DIRECTION: Comb through the entries for "hand" and pull out each line that holds it.

Collected data entries
....
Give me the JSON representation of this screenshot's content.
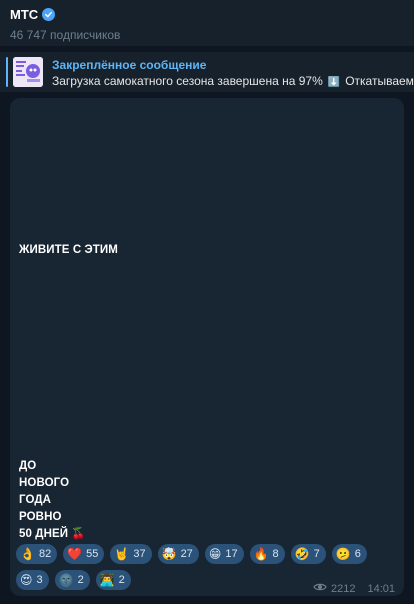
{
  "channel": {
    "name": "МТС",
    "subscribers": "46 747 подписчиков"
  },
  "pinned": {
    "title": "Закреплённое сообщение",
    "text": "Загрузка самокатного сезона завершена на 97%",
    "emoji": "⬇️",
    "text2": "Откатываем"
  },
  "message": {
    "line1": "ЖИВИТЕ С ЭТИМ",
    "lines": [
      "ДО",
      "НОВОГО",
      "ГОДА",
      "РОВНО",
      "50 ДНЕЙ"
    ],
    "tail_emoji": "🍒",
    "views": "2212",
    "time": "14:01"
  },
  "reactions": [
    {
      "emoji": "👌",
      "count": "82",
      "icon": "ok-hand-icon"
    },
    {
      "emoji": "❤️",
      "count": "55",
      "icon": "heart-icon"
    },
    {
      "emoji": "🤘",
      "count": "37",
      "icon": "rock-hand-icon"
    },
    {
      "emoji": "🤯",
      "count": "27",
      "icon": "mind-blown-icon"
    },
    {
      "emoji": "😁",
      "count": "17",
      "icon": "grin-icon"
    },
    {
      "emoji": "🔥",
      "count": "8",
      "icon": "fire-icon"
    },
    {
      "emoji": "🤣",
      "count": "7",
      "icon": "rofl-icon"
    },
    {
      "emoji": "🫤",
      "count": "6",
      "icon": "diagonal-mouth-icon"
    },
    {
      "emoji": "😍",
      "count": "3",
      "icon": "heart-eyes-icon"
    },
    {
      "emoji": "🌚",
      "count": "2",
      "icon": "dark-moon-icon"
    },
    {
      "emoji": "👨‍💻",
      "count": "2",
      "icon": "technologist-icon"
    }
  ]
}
....
FULL OUTPUT:
      "icon": "ok-hand-icon"
      "icon": "rock-hand-icon"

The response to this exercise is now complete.